--- INPUT MATERIAL ---
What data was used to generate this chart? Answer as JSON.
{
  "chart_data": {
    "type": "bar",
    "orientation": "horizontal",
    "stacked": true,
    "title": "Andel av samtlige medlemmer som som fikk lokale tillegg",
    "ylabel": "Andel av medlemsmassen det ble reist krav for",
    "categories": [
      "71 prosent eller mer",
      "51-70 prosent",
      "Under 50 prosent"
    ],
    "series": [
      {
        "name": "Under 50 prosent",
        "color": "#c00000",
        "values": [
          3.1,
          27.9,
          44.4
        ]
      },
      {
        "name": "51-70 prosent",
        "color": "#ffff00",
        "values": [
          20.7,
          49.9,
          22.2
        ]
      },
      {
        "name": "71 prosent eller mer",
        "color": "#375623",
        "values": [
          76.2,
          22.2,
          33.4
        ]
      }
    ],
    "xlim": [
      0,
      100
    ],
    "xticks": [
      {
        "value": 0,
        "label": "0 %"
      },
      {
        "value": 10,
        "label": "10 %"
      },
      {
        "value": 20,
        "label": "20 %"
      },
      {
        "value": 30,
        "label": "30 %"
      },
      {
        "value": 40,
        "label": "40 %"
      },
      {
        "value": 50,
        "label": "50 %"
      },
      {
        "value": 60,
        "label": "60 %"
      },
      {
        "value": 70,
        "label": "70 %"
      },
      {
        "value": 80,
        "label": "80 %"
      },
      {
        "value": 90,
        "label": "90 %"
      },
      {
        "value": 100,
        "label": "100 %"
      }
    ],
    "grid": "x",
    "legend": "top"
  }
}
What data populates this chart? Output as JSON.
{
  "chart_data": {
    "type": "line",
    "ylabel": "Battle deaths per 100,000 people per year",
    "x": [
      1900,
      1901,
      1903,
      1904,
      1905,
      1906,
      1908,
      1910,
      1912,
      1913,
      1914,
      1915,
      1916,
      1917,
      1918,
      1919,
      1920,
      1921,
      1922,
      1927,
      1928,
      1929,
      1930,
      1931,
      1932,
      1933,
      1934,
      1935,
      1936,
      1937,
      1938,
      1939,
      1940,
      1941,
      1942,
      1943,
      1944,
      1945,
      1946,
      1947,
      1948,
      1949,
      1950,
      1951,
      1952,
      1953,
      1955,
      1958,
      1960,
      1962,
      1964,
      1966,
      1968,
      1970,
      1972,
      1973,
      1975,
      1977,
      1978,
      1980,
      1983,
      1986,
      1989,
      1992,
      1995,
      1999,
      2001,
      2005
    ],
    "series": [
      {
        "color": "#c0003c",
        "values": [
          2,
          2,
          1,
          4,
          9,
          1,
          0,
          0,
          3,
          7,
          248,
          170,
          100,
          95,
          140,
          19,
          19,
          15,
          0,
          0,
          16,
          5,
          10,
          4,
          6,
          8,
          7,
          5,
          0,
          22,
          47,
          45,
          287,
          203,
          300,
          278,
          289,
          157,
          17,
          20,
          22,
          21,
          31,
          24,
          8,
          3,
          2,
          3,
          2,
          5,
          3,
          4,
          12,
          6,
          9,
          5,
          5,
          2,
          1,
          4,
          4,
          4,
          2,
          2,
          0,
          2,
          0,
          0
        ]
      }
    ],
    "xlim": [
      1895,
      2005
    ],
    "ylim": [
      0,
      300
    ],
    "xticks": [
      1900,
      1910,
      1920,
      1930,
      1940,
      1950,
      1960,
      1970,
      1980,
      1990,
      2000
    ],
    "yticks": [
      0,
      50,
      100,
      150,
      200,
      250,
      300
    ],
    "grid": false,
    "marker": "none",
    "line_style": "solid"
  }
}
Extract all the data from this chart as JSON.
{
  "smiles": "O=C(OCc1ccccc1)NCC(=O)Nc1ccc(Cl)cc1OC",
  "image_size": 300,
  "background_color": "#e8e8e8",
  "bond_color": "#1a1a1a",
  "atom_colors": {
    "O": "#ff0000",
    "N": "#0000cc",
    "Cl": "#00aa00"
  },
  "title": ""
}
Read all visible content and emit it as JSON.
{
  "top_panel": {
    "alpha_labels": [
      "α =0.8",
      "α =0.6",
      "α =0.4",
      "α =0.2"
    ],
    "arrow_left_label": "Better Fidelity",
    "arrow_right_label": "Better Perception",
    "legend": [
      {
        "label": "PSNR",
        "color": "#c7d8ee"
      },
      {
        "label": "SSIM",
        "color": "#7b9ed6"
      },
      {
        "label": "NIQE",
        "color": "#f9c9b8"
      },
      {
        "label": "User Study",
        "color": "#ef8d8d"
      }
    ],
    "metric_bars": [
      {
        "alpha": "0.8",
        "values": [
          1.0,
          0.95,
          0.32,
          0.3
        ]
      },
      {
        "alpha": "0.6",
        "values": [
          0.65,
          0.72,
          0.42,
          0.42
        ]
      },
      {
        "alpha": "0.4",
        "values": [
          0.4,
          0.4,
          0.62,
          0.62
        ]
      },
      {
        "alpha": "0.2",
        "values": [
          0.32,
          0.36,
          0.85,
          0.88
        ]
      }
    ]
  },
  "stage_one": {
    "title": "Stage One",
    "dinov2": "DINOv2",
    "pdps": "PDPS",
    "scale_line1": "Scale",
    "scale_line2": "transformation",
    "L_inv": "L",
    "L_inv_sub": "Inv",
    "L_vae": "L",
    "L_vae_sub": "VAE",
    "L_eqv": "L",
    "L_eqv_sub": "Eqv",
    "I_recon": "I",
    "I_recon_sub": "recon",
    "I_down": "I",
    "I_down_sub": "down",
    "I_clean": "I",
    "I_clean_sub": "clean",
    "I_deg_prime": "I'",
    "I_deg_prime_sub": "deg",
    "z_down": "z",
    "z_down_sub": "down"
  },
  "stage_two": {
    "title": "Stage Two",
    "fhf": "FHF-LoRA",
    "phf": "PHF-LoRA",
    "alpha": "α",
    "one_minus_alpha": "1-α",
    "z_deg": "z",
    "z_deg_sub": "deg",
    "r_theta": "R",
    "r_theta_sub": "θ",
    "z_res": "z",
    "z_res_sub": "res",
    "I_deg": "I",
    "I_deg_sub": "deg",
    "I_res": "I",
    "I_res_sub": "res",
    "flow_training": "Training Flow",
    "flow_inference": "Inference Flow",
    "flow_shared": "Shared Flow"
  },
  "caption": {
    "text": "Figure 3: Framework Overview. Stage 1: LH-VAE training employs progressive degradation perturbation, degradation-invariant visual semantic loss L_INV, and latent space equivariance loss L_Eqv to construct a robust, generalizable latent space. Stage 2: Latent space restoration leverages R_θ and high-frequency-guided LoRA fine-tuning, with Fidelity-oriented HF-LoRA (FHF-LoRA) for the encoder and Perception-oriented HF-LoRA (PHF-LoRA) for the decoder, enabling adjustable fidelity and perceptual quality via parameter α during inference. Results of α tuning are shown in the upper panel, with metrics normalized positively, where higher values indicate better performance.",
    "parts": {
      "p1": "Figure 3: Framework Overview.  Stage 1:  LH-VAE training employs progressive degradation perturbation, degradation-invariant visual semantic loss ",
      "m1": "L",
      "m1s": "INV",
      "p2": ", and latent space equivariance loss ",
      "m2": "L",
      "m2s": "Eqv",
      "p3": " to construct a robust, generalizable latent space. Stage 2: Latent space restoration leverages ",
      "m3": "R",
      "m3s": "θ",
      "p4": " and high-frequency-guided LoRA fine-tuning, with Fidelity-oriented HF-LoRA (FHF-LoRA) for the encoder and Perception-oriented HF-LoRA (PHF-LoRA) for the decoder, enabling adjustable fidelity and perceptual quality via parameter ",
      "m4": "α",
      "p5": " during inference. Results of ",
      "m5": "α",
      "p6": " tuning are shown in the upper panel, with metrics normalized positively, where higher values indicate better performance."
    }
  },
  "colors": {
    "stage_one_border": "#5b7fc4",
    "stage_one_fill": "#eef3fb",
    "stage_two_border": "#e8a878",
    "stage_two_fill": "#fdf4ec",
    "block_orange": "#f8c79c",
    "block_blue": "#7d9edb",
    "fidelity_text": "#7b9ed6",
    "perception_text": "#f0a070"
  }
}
---
■ **SHORT TASK**: Each line in the listing above that contains "JSON" should be copied.

■ **OUTPUT FOR THIS TASK**:
What data was used to generate this chart? Answer as JSON.
What data populates this chart? Output as JSON.
Extract all the data from this chart as JSON.
Read all visible content and emit it as JSON.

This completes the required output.